*PROMPT:*
Please print the data from the line containing "Text: Chemical structure rendering" down to the line containing "what elements are", including both of those lines, character for character.

*EXERCISE DATA:*
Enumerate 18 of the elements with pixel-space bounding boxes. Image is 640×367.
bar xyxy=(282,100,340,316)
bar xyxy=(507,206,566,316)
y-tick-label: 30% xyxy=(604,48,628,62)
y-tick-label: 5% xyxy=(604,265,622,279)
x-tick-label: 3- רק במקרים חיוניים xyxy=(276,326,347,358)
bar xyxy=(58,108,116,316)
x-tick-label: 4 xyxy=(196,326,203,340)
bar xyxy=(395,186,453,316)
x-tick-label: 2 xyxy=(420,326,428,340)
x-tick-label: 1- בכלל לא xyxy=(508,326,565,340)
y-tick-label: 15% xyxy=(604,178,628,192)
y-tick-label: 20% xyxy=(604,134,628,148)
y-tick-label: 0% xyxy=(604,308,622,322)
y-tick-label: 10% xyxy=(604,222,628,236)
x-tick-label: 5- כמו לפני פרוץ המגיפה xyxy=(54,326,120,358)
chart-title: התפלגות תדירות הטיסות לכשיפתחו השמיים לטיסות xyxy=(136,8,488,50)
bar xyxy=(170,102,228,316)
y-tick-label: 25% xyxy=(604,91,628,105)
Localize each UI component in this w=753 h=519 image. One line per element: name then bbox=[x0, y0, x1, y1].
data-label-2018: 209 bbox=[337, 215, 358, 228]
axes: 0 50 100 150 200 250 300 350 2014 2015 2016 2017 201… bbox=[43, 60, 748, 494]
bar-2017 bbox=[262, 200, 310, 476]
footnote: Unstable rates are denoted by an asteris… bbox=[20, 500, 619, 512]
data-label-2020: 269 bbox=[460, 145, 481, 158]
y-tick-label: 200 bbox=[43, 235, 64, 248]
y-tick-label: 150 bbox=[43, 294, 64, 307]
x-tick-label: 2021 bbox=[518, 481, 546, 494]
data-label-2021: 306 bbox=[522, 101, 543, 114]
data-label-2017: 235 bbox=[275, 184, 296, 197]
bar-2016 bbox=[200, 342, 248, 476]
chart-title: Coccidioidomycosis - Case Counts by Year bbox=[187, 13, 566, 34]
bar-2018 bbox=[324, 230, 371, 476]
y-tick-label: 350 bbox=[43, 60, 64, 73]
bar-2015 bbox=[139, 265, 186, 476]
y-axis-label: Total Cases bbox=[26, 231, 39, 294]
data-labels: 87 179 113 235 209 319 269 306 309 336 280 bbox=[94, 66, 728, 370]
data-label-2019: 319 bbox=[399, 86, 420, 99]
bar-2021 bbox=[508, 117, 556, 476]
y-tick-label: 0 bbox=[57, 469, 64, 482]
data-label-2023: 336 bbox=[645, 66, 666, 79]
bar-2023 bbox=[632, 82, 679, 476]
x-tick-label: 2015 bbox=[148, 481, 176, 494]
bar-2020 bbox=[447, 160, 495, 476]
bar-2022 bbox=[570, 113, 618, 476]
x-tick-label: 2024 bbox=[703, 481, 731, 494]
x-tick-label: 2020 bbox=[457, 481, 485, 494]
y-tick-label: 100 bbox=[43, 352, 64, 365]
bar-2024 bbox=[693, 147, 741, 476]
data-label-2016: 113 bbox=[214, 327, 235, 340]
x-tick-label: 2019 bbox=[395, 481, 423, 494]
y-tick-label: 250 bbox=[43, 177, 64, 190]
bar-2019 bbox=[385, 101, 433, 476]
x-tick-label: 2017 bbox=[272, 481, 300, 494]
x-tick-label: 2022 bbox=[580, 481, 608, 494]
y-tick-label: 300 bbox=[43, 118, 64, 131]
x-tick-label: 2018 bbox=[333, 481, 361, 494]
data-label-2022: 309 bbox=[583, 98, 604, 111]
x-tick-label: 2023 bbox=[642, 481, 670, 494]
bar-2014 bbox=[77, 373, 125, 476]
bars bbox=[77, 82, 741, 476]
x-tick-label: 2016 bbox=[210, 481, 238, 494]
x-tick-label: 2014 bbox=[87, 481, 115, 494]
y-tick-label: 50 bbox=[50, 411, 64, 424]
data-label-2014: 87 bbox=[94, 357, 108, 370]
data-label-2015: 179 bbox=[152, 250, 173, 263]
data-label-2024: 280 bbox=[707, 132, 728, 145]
...
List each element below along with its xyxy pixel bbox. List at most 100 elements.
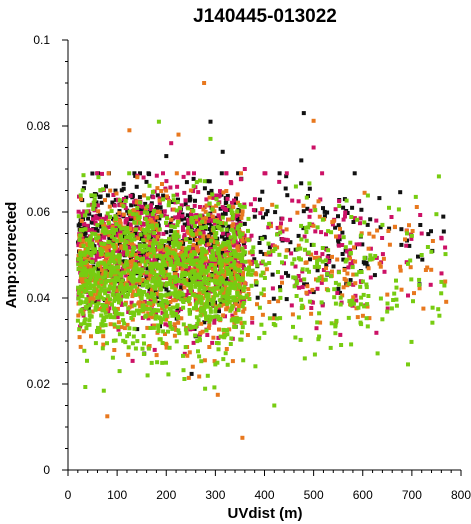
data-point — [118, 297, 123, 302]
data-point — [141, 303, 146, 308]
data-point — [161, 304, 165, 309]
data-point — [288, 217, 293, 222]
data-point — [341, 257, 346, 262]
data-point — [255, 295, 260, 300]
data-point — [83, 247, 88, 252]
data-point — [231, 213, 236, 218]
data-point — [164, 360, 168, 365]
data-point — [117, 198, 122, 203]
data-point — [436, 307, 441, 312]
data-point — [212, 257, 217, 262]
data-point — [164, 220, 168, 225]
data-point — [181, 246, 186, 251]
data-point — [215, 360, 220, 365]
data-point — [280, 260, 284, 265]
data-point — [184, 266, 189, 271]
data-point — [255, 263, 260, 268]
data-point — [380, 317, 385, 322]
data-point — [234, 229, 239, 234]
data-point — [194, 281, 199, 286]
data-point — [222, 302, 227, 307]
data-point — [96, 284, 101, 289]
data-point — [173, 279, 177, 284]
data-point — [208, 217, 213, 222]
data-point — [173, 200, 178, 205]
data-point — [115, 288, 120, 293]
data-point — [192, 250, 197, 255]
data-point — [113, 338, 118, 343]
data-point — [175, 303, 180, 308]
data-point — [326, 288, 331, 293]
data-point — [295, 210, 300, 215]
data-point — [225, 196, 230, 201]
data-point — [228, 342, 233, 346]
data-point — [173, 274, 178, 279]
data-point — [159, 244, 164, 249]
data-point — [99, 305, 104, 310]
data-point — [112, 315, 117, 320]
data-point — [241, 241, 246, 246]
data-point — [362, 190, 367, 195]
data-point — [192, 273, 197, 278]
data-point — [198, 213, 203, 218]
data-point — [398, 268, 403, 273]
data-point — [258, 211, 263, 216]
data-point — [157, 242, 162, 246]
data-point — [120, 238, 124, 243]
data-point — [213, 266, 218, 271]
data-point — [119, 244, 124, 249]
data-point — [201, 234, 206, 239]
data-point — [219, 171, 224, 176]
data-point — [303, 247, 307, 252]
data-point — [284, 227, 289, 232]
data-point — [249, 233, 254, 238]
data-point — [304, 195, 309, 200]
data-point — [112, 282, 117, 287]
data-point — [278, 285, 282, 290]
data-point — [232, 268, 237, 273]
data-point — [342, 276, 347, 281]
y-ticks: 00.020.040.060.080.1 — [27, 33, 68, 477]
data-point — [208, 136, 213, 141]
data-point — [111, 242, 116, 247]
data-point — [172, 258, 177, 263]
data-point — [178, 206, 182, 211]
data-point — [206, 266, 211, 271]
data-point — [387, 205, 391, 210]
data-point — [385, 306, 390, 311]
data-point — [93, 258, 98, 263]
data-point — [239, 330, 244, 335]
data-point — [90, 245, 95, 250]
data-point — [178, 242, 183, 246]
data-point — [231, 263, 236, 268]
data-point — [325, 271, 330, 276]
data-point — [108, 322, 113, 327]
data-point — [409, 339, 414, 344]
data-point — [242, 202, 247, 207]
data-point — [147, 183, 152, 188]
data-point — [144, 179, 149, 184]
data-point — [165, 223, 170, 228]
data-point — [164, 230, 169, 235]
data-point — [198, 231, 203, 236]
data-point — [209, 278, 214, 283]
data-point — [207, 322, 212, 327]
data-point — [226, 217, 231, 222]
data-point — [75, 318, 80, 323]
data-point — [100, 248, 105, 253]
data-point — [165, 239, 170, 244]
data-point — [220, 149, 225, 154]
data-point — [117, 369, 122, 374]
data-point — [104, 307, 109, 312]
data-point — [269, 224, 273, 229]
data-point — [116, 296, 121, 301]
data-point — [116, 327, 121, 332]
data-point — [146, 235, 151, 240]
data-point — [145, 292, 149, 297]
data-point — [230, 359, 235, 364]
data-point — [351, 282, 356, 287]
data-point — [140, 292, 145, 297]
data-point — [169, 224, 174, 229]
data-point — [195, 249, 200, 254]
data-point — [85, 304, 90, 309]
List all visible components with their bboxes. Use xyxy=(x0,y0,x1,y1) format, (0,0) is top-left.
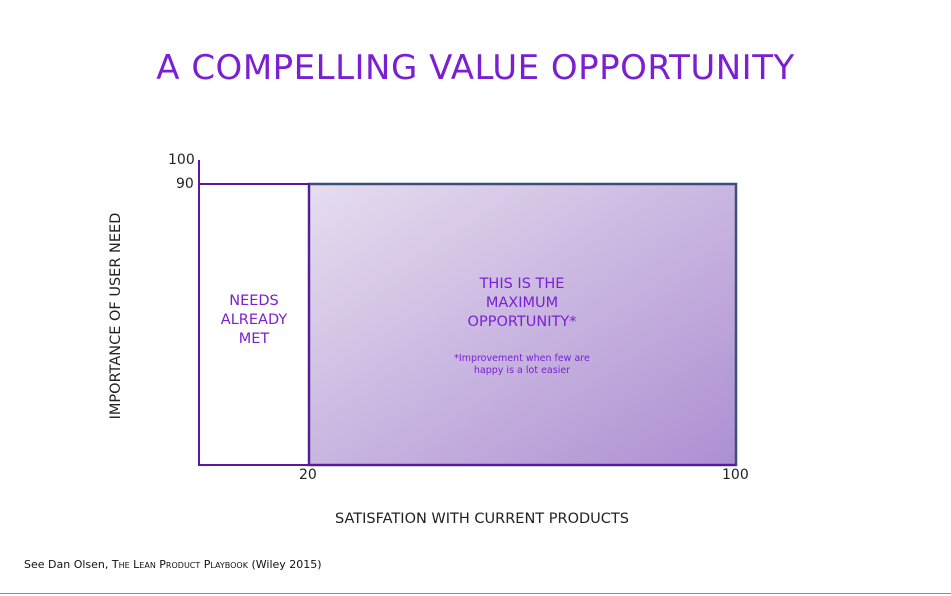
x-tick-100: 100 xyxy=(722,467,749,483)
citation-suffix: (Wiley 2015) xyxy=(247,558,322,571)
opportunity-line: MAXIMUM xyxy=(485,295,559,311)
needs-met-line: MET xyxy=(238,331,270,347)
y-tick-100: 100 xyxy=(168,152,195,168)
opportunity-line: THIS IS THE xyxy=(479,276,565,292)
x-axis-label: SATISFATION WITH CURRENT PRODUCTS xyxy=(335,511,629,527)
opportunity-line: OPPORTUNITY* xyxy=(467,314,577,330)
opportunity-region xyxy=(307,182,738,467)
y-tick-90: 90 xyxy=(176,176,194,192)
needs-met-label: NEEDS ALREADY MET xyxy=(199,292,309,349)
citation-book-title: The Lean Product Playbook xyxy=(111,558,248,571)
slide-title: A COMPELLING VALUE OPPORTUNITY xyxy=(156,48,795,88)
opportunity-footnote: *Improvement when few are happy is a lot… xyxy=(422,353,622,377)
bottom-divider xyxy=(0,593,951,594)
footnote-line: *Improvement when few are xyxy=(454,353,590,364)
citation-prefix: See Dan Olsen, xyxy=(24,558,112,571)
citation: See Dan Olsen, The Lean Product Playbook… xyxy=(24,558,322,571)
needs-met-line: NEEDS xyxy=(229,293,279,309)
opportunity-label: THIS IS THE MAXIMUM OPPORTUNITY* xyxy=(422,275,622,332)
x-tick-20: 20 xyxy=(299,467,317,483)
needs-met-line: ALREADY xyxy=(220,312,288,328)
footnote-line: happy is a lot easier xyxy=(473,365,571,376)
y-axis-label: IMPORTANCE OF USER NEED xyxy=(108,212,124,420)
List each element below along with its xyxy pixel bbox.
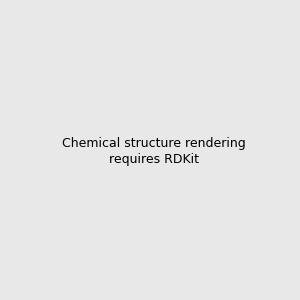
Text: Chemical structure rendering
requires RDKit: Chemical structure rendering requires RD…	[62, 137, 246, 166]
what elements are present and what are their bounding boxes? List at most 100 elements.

*WORKED ANSWER:*
Text: Chemical structure rendering
requires RDKit: Chemical structure rendering requires RD…	[62, 137, 246, 166]
what elements are present and what are their bounding boxes? List at most 100 elements.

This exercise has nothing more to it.